§ **Given exercise**:
Output every line of the data exactly as it appears.

Data records

>>>>

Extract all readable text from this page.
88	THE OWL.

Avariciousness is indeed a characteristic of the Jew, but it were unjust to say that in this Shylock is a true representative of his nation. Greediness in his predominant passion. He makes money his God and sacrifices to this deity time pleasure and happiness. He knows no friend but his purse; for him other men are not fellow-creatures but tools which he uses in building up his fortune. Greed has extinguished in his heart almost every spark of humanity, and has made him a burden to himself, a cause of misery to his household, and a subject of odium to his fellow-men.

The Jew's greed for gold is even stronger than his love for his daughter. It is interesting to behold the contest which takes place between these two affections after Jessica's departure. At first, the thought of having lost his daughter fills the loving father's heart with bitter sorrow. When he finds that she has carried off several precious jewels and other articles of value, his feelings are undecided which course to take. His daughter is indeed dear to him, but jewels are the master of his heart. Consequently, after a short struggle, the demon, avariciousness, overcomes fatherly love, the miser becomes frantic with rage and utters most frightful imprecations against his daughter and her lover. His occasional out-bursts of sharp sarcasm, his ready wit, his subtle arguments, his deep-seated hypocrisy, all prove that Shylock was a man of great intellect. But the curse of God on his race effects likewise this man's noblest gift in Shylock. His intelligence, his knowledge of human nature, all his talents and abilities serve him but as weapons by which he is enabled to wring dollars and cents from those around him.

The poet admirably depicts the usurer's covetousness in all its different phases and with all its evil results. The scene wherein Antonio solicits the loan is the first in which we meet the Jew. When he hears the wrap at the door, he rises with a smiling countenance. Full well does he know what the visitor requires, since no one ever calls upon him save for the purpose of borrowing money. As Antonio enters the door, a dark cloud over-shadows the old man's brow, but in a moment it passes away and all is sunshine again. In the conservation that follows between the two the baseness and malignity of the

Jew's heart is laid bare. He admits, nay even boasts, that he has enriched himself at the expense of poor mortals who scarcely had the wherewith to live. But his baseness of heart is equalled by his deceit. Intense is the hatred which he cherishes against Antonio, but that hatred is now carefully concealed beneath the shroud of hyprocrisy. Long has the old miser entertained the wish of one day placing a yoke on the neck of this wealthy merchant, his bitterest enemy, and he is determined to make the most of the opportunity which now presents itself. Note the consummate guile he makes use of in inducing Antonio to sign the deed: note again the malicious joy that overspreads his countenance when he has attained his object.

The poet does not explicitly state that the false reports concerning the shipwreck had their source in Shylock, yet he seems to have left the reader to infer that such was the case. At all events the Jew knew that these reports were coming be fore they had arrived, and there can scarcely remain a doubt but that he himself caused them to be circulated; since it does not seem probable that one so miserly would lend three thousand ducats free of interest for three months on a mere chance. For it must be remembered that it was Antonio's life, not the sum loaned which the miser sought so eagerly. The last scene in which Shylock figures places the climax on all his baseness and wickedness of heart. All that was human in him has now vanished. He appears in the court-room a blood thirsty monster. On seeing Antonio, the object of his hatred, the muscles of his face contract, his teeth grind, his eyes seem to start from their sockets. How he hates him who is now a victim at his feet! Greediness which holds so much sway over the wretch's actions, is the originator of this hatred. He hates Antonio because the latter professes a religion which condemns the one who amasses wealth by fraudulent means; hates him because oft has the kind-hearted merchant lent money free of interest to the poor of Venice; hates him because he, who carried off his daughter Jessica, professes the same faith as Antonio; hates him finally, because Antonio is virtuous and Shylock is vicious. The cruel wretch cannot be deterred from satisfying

<<<<

§ **Final answer**:
Extract all readable text from this page.
88	THE OWL.

Avariciousness is indeed a characteristic of the Jew, but it were unjust to say that in this Shylock is a true representative of his nation. Greediness in his predominant passion. He makes money his God and sacrifices to this deity time pleasure and happiness. He knows no friend but his purse; for him other men are not fellow-creatures but tools which he uses in building up his fortune. Greed has extinguished in his heart almost every spark of humanity, and has made him a burden to himself, a cause of misery to his household, and a subject of odium to his fellow-men.

The Jew's greed for gold is even stronger than his love for his daughter. It is interesting to behold the contest which takes place between these two affections after Jessica's departure. At first, the thought of having lost his daughter fills the loving father's heart with bitter sorrow. When he finds that she has carried off several precious jewels and other articles of value, his feelings are undecided which course to take. His daughter is indeed dear to him, but jewels are the master of his heart. Consequently, after a short struggle, the demon, avariciousness, overcomes fatherly love, the miser becomes frantic with rage and utters most frightful imprecations against his daughter and her lover. His occasional out-bursts of sharp sarcasm, his ready wit, his subtle arguments, his deep-seated hypocrisy, all prove that Shylock was a man of great intellect. But the curse of God on his race effects likewise this man's noblest gift in Shylock. His intelligence, his knowledge of human nature, all his talents and abilities serve him but as weapons by which he is enabled to wring dollars and cents from those around him.

The poet admirably depicts the usurer's covetousness in all its different phases and with all its evil results. The scene wherein Antonio solicits the loan is the first in which we meet the Jew. When he hears the wrap at the door, he rises with a smiling countenance. Full well does he know what the visitor requires, since no one ever calls upon him save for the purpose of borrowing money. As Antonio enters the door, a dark cloud over-shadows the old man's brow, but in a moment it passes away and all is sunshine again. In the conservation that follows between the two the baseness and malignity of the

Jew's heart is laid bare. He admits, nay even boasts, that he has enriched himself at the expense of poor mortals who scarcely had the wherewith to live. But his baseness of heart is equalled by his deceit. Intense is the hatred which he cherishes against Antonio, but that hatred is now carefully concealed beneath the shroud of hyprocrisy. Long has the old miser entertained the wish of one day placing a yoke on the neck of this wealthy merchant, his bitterest enemy, and he is determined to make the most of the opportunity which now presents itself. Note the consummate guile he makes use of in inducing Antonio to sign the deed: note again the malicious joy that overspreads his countenance when he has attained his object.

The poet does not explicitly state that the false reports concerning the shipwreck had their source in Shylock, yet he seems to have left the reader to infer that such was the case. At all events the Jew knew that these reports were coming be fore they had arrived, and there can scarcely remain a doubt but that he himself caused them to be circulated; since it does not seem probable that one so miserly would lend three thousand ducats free of interest for three months on a mere chance. For it must be remembered that it was Antonio's life, not the sum loaned which the miser sought so eagerly. The last scene in which Shylock figures places the climax on all his baseness and wickedness of heart. All that was human in him has now vanished. He appears in the court-room a blood thirsty monster. On seeing Antonio, the object of his hatred, the muscles of his face contract, his teeth grind, his eyes seem to start from their sockets. How he hates him who is now a victim at his feet! Greediness which holds so much sway over the wretch's actions, is the originator of this hatred. He hates Antonio because the latter professes a religion which condemns the one who amasses wealth by fraudulent means; hates him because oft has the kind-hearted merchant lent money free of interest to the poor of Venice; hates him because he, who carried off his daughter Jessica, professes the same faith as Antonio; hates him finally, because Antonio is virtuous and Shylock is vicious. The cruel wretch cannot be deterred from satisfying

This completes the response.